**Boxed element entries**:

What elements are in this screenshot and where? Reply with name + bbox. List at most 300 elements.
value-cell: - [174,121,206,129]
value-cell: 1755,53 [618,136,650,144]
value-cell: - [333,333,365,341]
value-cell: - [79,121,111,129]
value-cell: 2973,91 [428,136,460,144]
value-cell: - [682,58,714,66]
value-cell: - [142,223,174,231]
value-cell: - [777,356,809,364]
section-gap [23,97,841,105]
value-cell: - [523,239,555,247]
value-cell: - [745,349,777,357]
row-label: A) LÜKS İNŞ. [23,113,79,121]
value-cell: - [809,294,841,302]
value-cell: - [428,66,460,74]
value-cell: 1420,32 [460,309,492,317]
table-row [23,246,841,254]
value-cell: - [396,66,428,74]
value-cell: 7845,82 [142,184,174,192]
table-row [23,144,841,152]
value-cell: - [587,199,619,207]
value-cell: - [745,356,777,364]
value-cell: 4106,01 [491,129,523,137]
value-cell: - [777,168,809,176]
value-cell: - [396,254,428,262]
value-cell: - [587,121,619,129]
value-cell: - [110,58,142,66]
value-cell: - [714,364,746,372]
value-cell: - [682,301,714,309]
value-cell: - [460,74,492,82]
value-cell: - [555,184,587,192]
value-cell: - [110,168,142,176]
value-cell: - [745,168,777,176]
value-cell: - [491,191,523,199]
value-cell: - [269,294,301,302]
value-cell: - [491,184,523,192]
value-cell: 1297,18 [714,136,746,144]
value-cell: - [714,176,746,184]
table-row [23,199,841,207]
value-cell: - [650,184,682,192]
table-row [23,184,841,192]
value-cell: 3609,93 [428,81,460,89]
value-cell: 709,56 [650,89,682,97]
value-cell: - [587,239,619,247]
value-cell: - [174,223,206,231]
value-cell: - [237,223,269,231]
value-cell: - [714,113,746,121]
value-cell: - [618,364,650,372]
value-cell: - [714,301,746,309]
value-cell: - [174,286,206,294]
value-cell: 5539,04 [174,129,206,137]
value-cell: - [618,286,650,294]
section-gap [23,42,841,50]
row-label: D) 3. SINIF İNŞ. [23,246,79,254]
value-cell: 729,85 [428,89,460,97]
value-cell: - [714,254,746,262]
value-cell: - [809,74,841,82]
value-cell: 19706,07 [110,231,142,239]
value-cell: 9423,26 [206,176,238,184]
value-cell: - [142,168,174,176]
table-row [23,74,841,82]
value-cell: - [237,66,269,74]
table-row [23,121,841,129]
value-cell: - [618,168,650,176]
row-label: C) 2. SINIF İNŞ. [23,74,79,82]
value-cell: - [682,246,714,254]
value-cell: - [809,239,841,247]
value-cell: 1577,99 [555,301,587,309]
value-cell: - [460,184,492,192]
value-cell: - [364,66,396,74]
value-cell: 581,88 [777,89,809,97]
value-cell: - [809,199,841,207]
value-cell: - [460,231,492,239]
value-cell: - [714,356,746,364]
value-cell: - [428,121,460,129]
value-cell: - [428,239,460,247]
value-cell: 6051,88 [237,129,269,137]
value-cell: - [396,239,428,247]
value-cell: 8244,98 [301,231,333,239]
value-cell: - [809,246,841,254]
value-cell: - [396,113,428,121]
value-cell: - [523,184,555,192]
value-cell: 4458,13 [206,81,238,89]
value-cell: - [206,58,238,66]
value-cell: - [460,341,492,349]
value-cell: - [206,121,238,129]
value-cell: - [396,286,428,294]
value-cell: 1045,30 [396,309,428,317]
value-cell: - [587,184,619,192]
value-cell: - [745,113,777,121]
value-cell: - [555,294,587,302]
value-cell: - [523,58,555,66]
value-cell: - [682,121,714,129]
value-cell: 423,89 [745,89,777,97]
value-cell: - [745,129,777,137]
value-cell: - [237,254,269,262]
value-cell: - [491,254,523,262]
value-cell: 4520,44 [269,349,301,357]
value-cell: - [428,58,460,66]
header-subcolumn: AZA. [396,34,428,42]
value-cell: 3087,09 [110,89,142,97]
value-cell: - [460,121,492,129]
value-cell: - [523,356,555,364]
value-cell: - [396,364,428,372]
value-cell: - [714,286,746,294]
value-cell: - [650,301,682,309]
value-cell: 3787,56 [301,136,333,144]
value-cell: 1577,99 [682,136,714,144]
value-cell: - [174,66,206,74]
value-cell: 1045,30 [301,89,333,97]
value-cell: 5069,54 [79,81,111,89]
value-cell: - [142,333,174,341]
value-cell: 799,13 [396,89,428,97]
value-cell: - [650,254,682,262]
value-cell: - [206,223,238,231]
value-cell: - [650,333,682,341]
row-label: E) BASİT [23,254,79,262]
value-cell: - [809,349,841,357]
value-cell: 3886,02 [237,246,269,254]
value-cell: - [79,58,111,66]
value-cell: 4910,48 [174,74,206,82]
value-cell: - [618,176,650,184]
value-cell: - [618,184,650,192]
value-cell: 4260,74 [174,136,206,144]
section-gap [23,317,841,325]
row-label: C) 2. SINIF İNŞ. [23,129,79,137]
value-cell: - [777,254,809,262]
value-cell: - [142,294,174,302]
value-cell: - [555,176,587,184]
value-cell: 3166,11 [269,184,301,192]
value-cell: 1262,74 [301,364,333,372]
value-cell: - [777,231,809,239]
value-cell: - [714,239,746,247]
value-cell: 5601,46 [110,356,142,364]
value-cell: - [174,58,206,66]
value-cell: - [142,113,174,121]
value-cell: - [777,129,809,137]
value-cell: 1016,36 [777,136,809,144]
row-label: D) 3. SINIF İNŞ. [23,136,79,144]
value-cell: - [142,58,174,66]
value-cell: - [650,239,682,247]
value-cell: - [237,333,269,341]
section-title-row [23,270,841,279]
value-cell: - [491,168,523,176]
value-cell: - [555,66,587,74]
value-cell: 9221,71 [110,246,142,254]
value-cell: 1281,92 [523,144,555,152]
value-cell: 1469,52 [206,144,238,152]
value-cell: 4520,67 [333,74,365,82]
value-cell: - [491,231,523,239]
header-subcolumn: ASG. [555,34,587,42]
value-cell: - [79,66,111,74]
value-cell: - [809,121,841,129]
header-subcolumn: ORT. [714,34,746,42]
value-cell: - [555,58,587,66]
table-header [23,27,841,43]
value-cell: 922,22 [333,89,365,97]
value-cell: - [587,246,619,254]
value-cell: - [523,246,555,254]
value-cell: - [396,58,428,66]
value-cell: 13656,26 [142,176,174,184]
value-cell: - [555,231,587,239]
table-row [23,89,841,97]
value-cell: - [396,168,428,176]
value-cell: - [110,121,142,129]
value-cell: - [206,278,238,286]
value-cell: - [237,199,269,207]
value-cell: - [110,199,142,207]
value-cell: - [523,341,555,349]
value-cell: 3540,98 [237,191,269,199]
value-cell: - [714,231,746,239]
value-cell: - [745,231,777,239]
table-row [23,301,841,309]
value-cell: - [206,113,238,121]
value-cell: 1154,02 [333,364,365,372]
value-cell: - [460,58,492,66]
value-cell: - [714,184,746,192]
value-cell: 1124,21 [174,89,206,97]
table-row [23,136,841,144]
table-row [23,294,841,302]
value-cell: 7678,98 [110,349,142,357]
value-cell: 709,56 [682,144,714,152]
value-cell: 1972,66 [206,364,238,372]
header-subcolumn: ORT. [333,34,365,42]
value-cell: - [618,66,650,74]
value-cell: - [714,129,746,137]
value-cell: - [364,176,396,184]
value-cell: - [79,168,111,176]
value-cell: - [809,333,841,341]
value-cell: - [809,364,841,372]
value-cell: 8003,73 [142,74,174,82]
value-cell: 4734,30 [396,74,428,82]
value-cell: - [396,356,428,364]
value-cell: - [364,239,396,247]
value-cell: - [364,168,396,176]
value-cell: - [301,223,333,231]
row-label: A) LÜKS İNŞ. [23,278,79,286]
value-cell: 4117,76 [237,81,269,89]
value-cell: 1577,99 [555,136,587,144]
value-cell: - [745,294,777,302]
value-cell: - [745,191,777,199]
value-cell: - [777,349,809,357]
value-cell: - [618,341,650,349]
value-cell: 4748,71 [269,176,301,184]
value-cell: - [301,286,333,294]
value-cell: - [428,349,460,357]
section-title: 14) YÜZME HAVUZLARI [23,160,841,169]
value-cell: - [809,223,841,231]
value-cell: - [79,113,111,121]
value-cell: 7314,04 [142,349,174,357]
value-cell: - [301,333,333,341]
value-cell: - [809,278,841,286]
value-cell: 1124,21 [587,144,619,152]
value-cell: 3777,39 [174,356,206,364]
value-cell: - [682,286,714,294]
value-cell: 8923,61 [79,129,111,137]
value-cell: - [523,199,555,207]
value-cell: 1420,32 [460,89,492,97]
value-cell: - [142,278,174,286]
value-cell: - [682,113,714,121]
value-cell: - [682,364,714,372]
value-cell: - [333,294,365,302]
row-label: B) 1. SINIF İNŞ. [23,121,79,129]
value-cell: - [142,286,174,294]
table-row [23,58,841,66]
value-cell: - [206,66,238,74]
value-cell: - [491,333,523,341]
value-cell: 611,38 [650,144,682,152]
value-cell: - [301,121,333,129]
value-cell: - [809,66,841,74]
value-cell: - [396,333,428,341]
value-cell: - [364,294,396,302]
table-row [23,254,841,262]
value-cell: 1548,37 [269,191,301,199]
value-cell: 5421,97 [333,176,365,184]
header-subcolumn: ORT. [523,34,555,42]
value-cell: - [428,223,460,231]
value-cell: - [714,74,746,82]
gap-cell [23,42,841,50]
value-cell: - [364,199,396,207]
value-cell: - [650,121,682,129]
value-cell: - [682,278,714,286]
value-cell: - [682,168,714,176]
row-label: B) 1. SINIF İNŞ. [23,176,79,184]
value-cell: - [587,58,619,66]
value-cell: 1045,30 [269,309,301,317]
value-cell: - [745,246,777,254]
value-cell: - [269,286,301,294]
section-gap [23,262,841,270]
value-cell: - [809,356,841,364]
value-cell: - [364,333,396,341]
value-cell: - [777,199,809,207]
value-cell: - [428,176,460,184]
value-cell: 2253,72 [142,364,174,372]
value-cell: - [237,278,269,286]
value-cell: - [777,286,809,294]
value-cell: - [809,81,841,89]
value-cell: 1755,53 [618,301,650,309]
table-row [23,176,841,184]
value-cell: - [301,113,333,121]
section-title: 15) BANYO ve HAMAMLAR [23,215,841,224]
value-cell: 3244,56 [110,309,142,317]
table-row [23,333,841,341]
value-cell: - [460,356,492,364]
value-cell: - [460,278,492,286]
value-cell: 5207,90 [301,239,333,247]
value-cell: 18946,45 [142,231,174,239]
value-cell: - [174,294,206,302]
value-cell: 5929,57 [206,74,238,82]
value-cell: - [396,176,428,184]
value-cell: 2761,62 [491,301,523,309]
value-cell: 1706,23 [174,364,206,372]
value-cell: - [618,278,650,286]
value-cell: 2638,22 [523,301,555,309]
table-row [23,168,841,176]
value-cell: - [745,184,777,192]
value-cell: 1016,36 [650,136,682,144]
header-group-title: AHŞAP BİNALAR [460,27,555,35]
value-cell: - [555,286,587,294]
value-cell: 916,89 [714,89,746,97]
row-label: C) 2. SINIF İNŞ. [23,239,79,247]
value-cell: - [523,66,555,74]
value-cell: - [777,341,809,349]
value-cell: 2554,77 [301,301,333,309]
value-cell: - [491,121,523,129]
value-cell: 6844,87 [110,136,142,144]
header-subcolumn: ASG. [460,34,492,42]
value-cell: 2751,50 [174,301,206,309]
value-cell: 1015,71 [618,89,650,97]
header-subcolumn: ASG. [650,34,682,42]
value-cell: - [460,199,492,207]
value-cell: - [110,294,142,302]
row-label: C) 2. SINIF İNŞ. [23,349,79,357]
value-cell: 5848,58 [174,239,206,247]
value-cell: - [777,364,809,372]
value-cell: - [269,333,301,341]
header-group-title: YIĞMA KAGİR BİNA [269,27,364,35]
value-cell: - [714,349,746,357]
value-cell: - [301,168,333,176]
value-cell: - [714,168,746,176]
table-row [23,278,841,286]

**WHAT YOU WILL DO**: Identify every line in the data above that contains the string "section". Case counts.

**EXERCISE RESPONSE**:
section-gap [23,97,841,105]
section-gap [23,42,841,50]
section-gap [23,317,841,325]
section-title-row [23,270,841,279]
section-title: 14) YÜZME HAVUZLARI [23,160,841,169]
section-gap [23,262,841,270]
section-title: 15) BANYO ve HAMAMLAR [23,215,841,224]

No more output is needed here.